▸ **PROBLEM STATEMENT**
Check every line of the data below for the string "shown", and copy the ones that hold it.

[Items from a data source]
---------------
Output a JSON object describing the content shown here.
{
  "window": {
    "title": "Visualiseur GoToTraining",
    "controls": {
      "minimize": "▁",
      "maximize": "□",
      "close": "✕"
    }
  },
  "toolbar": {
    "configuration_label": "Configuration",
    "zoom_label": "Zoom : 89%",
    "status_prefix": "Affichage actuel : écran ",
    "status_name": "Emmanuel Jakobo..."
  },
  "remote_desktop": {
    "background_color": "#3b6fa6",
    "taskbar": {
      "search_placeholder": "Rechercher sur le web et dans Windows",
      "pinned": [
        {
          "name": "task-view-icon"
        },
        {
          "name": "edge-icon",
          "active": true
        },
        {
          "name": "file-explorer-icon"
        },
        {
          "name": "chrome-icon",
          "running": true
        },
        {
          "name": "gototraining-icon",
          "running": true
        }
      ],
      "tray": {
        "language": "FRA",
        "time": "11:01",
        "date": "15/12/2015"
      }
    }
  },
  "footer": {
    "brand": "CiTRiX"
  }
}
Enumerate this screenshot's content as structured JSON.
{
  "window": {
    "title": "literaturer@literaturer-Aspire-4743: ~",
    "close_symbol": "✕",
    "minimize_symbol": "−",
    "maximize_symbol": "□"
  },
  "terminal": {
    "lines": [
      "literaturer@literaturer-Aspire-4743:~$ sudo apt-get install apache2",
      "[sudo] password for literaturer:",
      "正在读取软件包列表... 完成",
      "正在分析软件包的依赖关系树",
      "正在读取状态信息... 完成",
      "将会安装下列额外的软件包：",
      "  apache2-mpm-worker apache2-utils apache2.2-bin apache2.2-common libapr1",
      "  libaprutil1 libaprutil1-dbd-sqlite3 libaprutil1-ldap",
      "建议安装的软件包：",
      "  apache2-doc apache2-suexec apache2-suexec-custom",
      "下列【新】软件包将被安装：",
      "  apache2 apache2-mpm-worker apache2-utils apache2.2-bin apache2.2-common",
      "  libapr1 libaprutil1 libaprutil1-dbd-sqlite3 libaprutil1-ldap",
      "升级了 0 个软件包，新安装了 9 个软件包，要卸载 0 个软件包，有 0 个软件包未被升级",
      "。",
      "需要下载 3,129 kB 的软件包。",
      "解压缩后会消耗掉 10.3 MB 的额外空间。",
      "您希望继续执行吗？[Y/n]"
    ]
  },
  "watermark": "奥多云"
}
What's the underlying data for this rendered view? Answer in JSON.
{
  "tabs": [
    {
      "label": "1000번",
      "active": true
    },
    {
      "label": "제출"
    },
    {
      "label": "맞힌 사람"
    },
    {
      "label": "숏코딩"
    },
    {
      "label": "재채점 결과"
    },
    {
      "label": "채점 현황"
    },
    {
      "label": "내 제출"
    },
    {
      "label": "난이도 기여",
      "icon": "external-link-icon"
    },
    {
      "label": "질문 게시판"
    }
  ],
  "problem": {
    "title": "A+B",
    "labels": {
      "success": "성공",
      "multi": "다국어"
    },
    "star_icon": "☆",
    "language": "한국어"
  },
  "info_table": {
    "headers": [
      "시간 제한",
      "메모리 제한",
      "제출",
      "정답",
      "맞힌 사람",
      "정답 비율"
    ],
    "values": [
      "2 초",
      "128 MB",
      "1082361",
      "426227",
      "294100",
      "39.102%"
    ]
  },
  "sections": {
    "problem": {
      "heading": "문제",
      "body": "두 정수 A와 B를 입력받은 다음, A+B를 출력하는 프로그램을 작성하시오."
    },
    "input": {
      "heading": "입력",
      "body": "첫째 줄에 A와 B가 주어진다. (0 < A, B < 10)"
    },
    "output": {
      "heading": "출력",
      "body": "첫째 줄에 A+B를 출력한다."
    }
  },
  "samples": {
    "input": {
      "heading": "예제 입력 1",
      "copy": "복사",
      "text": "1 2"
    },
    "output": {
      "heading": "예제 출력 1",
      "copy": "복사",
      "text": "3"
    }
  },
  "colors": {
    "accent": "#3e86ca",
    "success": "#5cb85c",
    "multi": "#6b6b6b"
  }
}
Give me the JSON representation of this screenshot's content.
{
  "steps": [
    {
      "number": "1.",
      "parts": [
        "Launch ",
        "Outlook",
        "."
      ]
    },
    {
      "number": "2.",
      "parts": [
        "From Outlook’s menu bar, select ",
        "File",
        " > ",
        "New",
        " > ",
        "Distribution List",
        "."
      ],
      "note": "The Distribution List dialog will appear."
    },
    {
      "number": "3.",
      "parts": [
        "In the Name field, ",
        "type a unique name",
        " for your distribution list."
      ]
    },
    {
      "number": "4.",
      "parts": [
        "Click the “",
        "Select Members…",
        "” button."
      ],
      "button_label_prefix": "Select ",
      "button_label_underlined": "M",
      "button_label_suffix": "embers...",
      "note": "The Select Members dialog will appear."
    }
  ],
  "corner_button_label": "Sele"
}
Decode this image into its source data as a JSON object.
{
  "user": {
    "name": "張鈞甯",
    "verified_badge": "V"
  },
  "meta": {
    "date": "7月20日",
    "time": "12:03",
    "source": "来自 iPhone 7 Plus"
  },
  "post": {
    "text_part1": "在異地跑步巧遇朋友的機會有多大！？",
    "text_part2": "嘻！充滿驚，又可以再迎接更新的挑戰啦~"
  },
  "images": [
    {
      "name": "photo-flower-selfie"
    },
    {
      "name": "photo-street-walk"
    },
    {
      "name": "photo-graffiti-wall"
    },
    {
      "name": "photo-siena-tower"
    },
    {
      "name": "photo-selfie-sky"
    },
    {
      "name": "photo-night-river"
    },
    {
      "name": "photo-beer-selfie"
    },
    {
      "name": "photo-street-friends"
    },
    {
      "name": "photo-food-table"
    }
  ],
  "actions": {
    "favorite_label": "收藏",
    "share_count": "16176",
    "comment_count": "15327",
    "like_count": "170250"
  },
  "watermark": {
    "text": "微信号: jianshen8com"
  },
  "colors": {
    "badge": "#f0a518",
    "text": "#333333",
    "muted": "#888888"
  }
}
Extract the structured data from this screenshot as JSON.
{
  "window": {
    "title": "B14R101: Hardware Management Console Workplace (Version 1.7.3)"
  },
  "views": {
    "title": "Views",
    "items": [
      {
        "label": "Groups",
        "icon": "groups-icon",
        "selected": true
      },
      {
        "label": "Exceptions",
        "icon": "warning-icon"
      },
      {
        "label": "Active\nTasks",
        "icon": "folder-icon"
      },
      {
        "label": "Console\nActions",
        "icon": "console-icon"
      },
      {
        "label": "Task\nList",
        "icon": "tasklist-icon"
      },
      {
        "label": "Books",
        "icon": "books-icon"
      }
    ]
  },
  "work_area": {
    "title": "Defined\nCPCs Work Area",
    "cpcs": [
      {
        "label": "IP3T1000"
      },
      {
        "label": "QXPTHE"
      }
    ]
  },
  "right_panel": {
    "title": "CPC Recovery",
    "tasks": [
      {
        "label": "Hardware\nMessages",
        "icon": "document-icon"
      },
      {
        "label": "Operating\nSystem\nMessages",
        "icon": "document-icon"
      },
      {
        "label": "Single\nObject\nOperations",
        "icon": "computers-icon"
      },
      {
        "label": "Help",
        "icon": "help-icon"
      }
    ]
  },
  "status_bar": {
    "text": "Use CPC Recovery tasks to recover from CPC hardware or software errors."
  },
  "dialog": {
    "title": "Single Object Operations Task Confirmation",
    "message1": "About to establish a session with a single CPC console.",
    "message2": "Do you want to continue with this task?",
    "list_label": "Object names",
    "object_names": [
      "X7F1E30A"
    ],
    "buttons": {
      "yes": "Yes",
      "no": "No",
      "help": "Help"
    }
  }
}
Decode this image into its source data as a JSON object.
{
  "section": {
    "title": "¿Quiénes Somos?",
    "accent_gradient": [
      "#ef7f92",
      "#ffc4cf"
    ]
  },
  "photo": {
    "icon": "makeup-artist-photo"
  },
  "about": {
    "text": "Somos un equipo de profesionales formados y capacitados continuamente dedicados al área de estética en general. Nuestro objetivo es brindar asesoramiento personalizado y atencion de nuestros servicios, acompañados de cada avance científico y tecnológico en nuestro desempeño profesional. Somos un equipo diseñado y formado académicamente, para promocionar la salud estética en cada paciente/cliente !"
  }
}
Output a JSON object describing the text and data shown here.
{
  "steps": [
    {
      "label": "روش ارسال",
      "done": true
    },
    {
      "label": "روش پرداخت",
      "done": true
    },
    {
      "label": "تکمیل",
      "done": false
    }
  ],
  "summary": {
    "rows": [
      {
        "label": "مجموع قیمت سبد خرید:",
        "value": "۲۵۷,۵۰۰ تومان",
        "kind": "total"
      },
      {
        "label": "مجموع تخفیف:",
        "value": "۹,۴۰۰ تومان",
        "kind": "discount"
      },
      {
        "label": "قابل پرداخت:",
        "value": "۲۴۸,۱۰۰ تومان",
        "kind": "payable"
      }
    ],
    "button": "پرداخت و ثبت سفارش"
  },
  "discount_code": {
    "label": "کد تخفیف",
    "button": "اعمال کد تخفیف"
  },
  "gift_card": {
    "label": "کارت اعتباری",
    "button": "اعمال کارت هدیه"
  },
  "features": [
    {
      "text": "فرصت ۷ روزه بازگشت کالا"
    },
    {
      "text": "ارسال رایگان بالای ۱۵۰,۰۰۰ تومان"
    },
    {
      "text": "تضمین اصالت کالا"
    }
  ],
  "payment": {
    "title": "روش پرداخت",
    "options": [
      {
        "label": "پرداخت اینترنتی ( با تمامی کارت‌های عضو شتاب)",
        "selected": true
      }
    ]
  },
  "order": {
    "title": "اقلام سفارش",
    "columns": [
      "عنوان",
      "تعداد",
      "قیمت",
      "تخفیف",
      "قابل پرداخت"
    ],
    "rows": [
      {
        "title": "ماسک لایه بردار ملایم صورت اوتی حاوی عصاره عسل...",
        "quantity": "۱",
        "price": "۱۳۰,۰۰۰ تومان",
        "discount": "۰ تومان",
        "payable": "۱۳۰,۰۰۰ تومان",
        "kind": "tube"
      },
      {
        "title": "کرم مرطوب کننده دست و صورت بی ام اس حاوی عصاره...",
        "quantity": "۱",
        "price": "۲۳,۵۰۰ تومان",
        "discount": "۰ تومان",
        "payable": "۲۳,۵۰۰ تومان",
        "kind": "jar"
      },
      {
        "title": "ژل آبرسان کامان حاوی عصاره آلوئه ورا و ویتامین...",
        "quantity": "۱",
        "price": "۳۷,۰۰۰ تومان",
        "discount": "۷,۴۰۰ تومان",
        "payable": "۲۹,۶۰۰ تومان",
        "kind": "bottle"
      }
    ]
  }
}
---------------
▸ **SOLUTION TO THIS PROBLEM**
Output a JSON object describing the content shown here.
Output a JSON object describing the text and data shown here.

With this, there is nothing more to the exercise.